Stored data:

+++++

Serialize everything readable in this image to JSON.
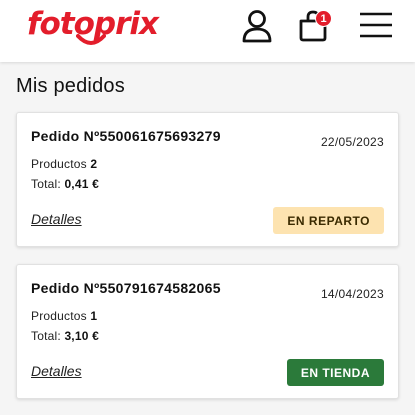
{
  "header": {
    "logo_text": "fotoprix",
    "cart_count": "1",
    "brand_color": "#e31d2b",
    "icons": [
      "user-icon",
      "shopping-bag-icon",
      "hamburger-menu-icon"
    ]
  },
  "page": {
    "title": "Mis pedidos"
  },
  "orders": [
    {
      "title": "Pedido Nº550061675693279",
      "date": "22/05/2023",
      "products_label": "Productos",
      "products_count": "2",
      "total_label": "Total:",
      "total_value": "0,41 €",
      "details_label": "Detalles",
      "status": "EN REPARTO",
      "status_bg": "#fde3b0",
      "status_fg": "#3a2a00"
    },
    {
      "title": "Pedido Nº550791674582065",
      "date": "14/04/2023",
      "products_label": "Productos",
      "products_count": "1",
      "total_label": "Total:",
      "total_value": "3,10 €",
      "details_label": "Detalles",
      "status": "EN TIENDA",
      "status_bg": "#2b7a3a",
      "status_fg": "#ffffff"
    }
  ]
}
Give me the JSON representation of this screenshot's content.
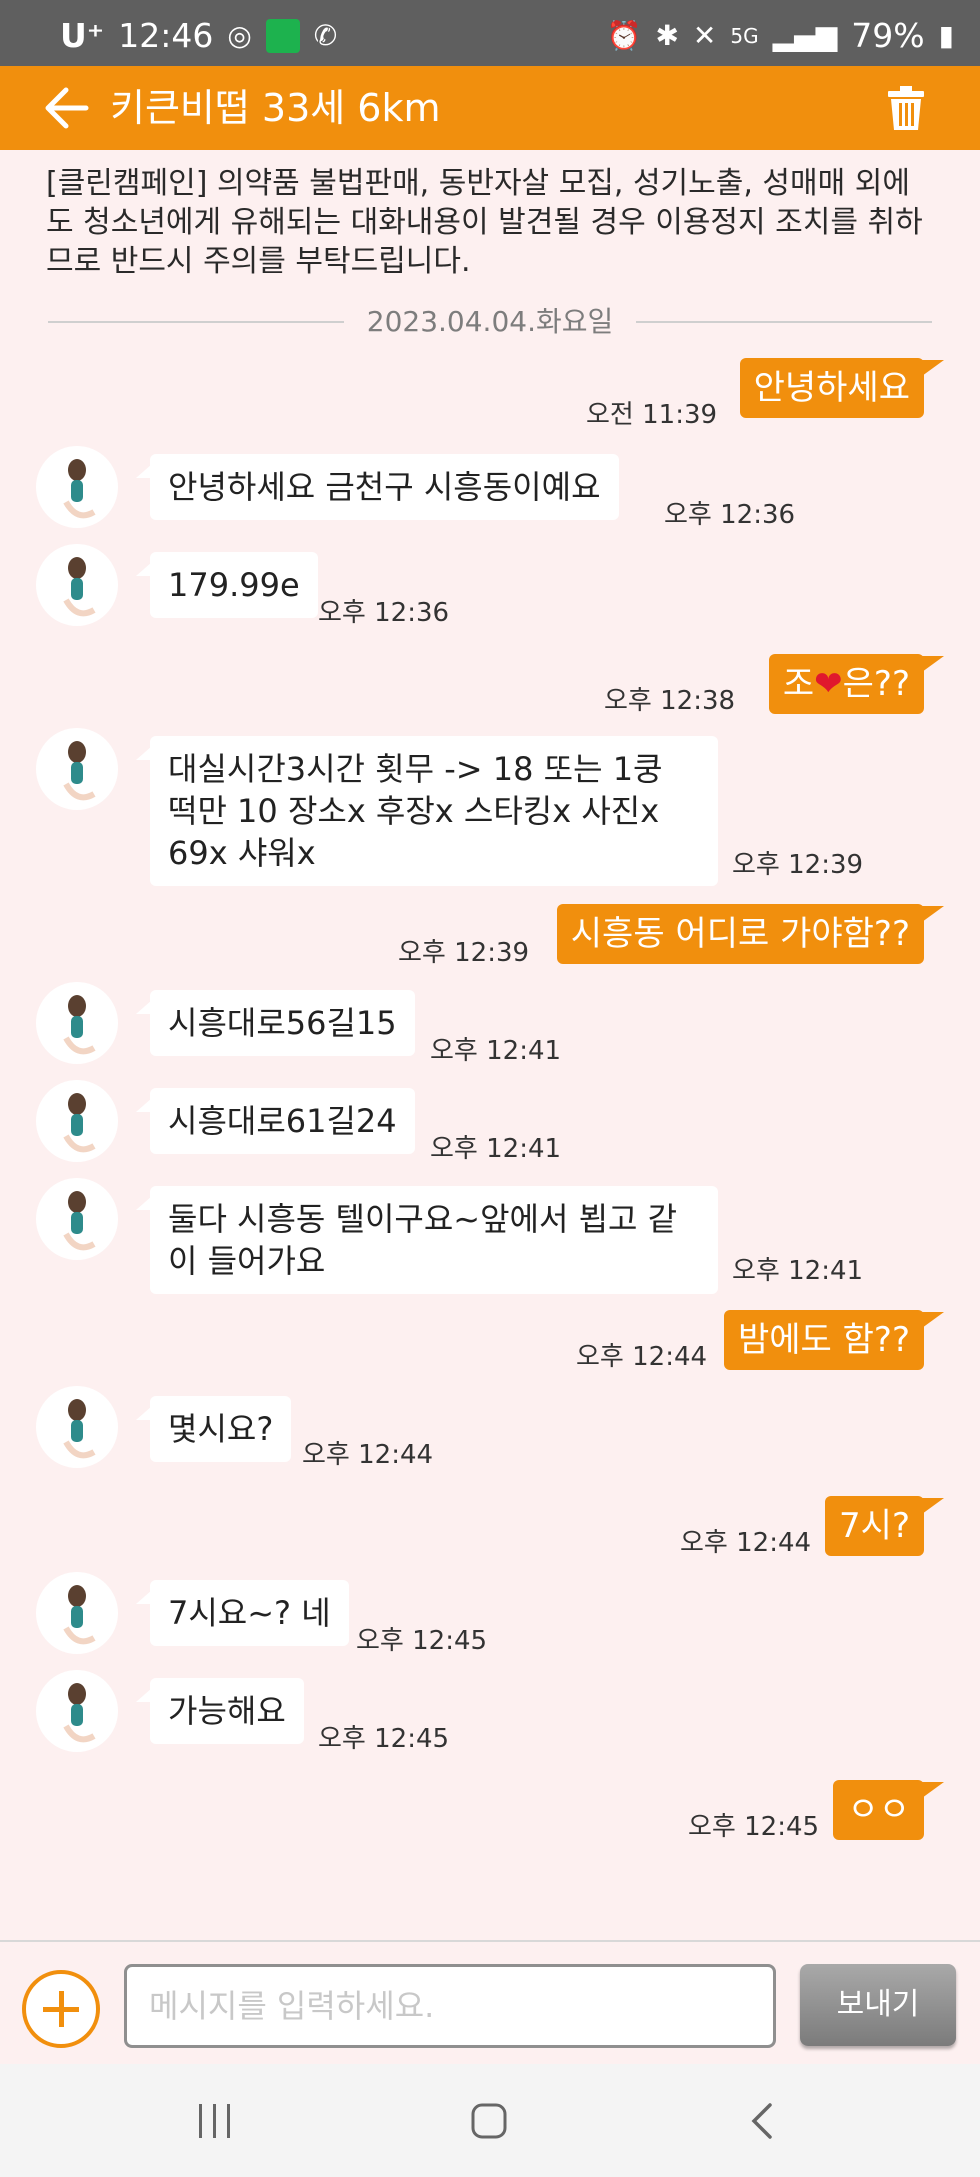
{
  "status": {
    "carrier": "U⁺",
    "time": "12:46",
    "battery": "79%",
    "icons": [
      "vpn-icon",
      "app-icon",
      "wifi-call-icon",
      "alarm-icon",
      "bluetooth-icon",
      "mute-icon",
      "5g-icon",
      "signal-icon",
      "battery-icon"
    ]
  },
  "header": {
    "title": "키큰비떱 33세 6km",
    "accent": "#f18f0d"
  },
  "notice": "[클린캠페인] 의약품 불법판매, 동반자살 모집, 성기노출, 성매매 외에도 청소년에게 유해되는 대화내용이 발견될 경우 이용정지 조치를 취하므로 반드시 주의를 부탁드립니다.",
  "date": "2023.04.04.화요일",
  "messages": [
    {
      "dir": "out",
      "text": "안녕하세요",
      "time": "오전 11:39"
    },
    {
      "dir": "in",
      "text": "안녕하세요 금천구 시흥동이예요",
      "time": "오후 12:36"
    },
    {
      "dir": "in",
      "text": "179.99e",
      "time": "오후 12:36"
    },
    {
      "dir": "out",
      "text_a": "조",
      "text_b": "은??",
      "time": "오후 12:38"
    },
    {
      "dir": "in",
      "line1": "대실시간3시간 횟무 -> 18 또는 1쿵",
      "line2": "떡만 10  장소x 후장x 스타킹x 사진x",
      "line3": "69x 샤워x",
      "time": "오후 12:39"
    },
    {
      "dir": "out",
      "text": "시흥동 어디로 가야함??",
      "time": "오후 12:39"
    },
    {
      "dir": "in",
      "text": "시흥대로56길15",
      "time": "오후 12:41"
    },
    {
      "dir": "in",
      "text": "시흥대로61길24",
      "time": "오후 12:41"
    },
    {
      "dir": "in",
      "line1": "둘다 시흥동 텔이구요~앞에서 뵙고 같",
      "line2": "이 들어가요",
      "time": "오후 12:41"
    },
    {
      "dir": "out",
      "text": "밤에도 함??",
      "time": "오후 12:44"
    },
    {
      "dir": "in",
      "text": "몇시요?",
      "time": "오후 12:44"
    },
    {
      "dir": "out",
      "text": "7시?",
      "time": "오후 12:44"
    },
    {
      "dir": "in",
      "text": "7시요~? 네",
      "time": "오후 12:45"
    },
    {
      "dir": "in",
      "text": "가능해요",
      "time": "오후 12:45"
    },
    {
      "dir": "out",
      "text": "ㅇㅇ",
      "time": "오후 12:45"
    }
  ],
  "composer": {
    "placeholder": "메시지를 입력하세요.",
    "send": "보내기"
  }
}
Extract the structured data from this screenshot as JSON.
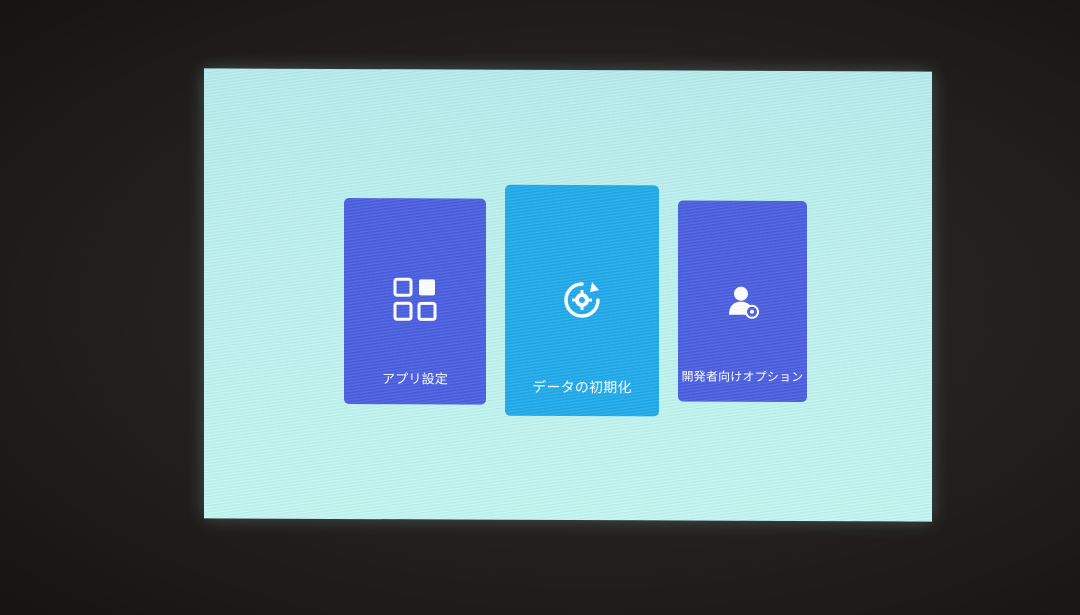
{
  "menu": {
    "items": [
      {
        "label": "アプリ設定",
        "icon": "apps-grid-icon"
      },
      {
        "label": "データの初期化",
        "icon": "factory-reset-icon"
      },
      {
        "label": "開発者向けオプション",
        "icon": "developer-user-icon"
      }
    ],
    "selected_index": 1
  },
  "colors": {
    "screen_background": "#bdf1ef",
    "card_default": "#4a5de0",
    "card_selected": "#1fa9ea",
    "text": "#ffffff"
  }
}
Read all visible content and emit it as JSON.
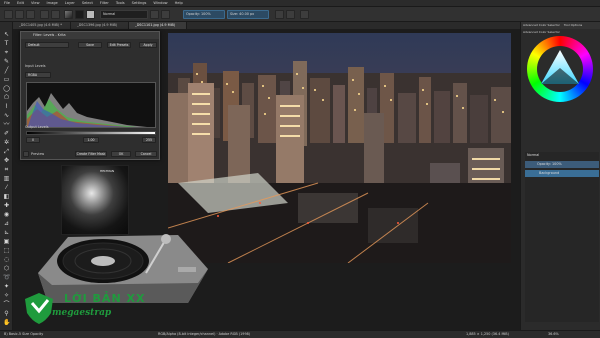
{
  "menubar": {
    "items": [
      "File",
      "Edit",
      "View",
      "Image",
      "Layer",
      "Select",
      "Filter",
      "Tools",
      "Settings",
      "Window",
      "Help"
    ]
  },
  "toolbar": {
    "blend_mode": "Normal",
    "opacity": "Opacity: 100%",
    "size": "Size: 40.00 px"
  },
  "tabs": [
    {
      "label": "_DSC1405.jpg (4.6 MiB) *",
      "active": false
    },
    {
      "label": "_DSC1396.jpg (4.9 MiB)",
      "active": false
    },
    {
      "label": "_DSC1101.jpg (4.9 MiB)",
      "active": true
    }
  ],
  "dialog": {
    "title": "Filter: Levels - Krita",
    "preset": "Default",
    "btn_save": "Save",
    "btn_edit": "Edit Presets",
    "btn_apply": "Apply",
    "input_label": "Input Levels",
    "channel": "RGBA",
    "in_min": "0",
    "in_gamma": "1.00",
    "in_max": "255",
    "output_label": "Output Levels",
    "out_min": "0",
    "out_max": "255",
    "chk_preview": "Preview",
    "btn_mask": "Create Filter Mask",
    "btn_ok": "OK",
    "btn_cancel": "Cancel"
  },
  "dock": {
    "tabs": [
      "Advanced Color Selector",
      "Tool Options"
    ],
    "panel_title": "Advanced Color Selector",
    "blend_mode": "Normal",
    "opacity": "Opacity: 100%",
    "layers": [
      {
        "name": "Background",
        "selected": true
      }
    ]
  },
  "status": {
    "left": "B) Basic-5 Size Opacity",
    "center": "RGB/Alpha (8-bit integer/channel) · Adobe RGB (1998)",
    "right_dims": "1,885 × 1,250 (36.4 MiB)",
    "zoom": "36.6%"
  },
  "overlay": {
    "monitor_caption": "HELTMAN",
    "watermark_line1": "LỚI BẢN XX",
    "watermark_line2": "megaestrap"
  },
  "colors": {
    "accent": "#3a6e96",
    "watermark": "#1f9b3d"
  }
}
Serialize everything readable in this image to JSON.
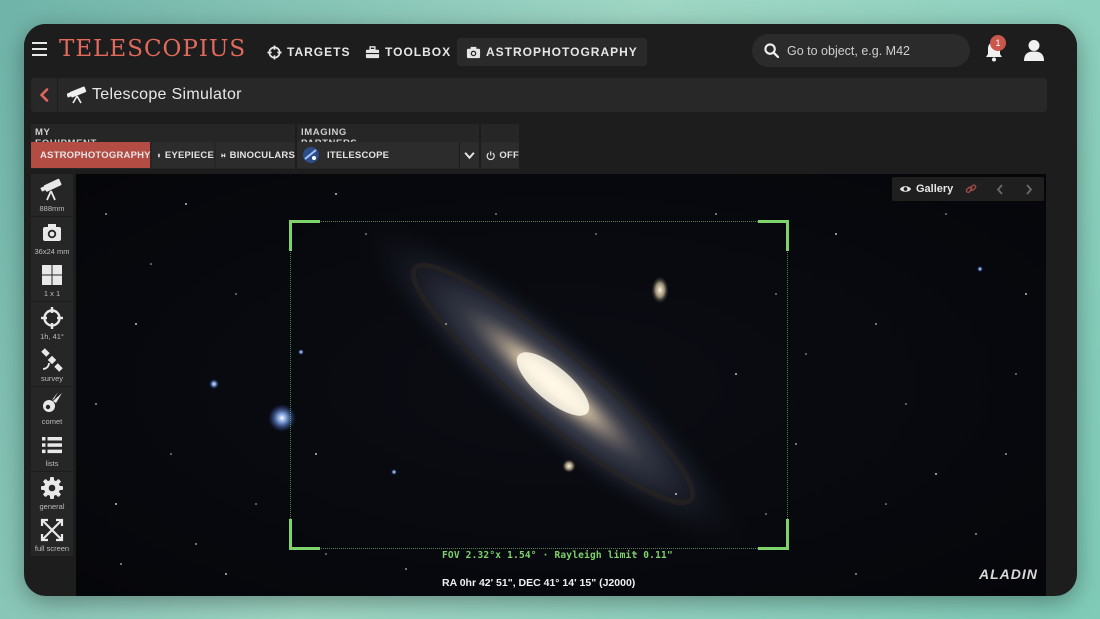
{
  "nav": {
    "logo": "TELESCOPIUS",
    "links": [
      {
        "label": "TARGETS",
        "icon": "crosshair-icon"
      },
      {
        "label": "TOOLBOX",
        "icon": "toolbox-icon"
      },
      {
        "label": "ASTROPHOTOGRAPHY",
        "icon": "camera-icon",
        "active": true
      }
    ],
    "search_placeholder": "Go to object, e.g. M42",
    "notification_count": "1"
  },
  "header": {
    "title": "Telescope Simulator"
  },
  "equipment": {
    "my_equipment_label": "MY EQUIPMENT",
    "imaging_partners_label": "IMAGING PARTNERS",
    "modes": [
      {
        "label": "ASTROPHOTOGRAPHY",
        "icon": "camera-icon",
        "active": true
      },
      {
        "label": "EYEPIECE",
        "icon": "eyepiece-icon"
      },
      {
        "label": "BINOCULARS",
        "icon": "binoculars-icon"
      }
    ],
    "partner_selected": "ITELESCOPE",
    "power_label": "OFF"
  },
  "sidebar": {
    "tools": [
      {
        "label": "888mm",
        "icon": "telescope-icon"
      },
      {
        "label": "36x24 mm",
        "icon": "camera-icon"
      },
      {
        "label": "1 x 1",
        "icon": "grid-icon"
      },
      {
        "label": "1h, 41°",
        "icon": "crosshair-icon"
      },
      {
        "label": "survey",
        "icon": "satellite-icon"
      },
      {
        "label": "comet",
        "icon": "comet-icon"
      },
      {
        "label": "lists",
        "icon": "list-icon"
      },
      {
        "label": "general",
        "icon": "gear-icon"
      },
      {
        "label": "full screen",
        "icon": "fullscreen-icon"
      }
    ]
  },
  "viewer": {
    "gallery_label": "Gallery",
    "fov_text": "FOV 2.32°x 1.54° · Rayleigh limit 0.11\"",
    "coords_text": "RA 0hr 42' 51\", DEC 41° 14' 15\" (J2000)",
    "credit": "ALADIN"
  },
  "colors": {
    "accent": "#b34c43",
    "logo": "#e26a5c",
    "fov_green": "#7ed46a"
  }
}
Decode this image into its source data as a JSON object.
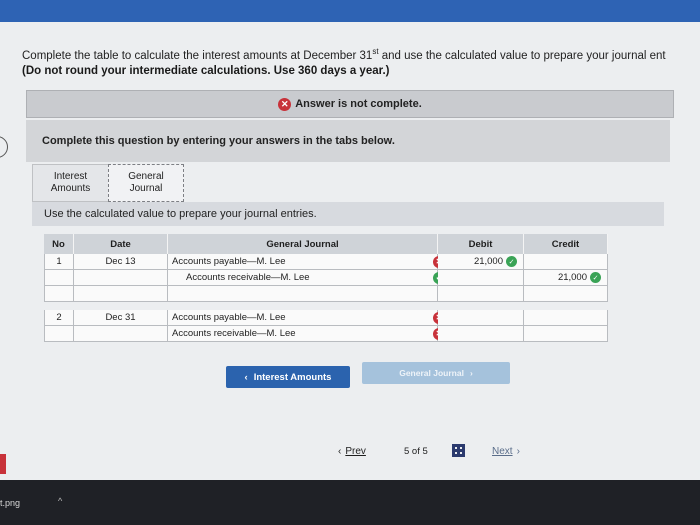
{
  "prompt": {
    "line1_before_sup": "Complete the table to calculate the interest amounts at December 31",
    "line1_sup": "st",
    "line1_after_sup": " and use the calculated value to prepare your journal ent",
    "line2": "(Do not round your intermediate calculations. Use 360 days a year.)"
  },
  "banner": {
    "icon": "x-icon",
    "text": "Answer is not complete."
  },
  "complete_box": "Complete this question by entering your answers in the tabs below.",
  "tabs": [
    {
      "label1": "Interest",
      "label2": "Amounts"
    },
    {
      "label1": "General",
      "label2": "Journal"
    }
  ],
  "instructions": "Use the calculated value to prepare your journal entries.",
  "journal": {
    "headers": {
      "no": "No",
      "date": "Date",
      "account": "General Journal",
      "debit": "Debit",
      "credit": "Credit"
    },
    "rows": [
      {
        "no": "1",
        "date": "Dec 13",
        "account": "Accounts payable—M. Lee",
        "debit": "21,000",
        "credit": "",
        "mark": "bad"
      },
      {
        "no": "",
        "date": "",
        "account": "Accounts receivable—M. Lee",
        "debit": "",
        "credit": "21,000",
        "mark": "ok"
      },
      {
        "no": "",
        "date": "",
        "account": "",
        "debit": "",
        "credit": "",
        "mark": ""
      },
      {
        "no": "2",
        "date": "Dec 31",
        "account": "Accounts payable—M. Lee",
        "debit": "",
        "credit": "",
        "mark": "bad"
      },
      {
        "no": "",
        "date": "",
        "account": "Accounts receivable—M. Lee",
        "debit": "",
        "credit": "",
        "mark": "bad"
      }
    ]
  },
  "buttons": {
    "prev_tab": "Interest Amounts",
    "next_tab": "General Journal"
  },
  "pager": {
    "prev": "Prev",
    "indicator": "5 of 5",
    "next": "Next"
  },
  "taskbar": {
    "file": "t.png"
  }
}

+++++

### WHAT TO PRODUCE
Count the lines above that contain the word "Levels", and give only that number.

### RESPONSE TO THE EXERCISE
3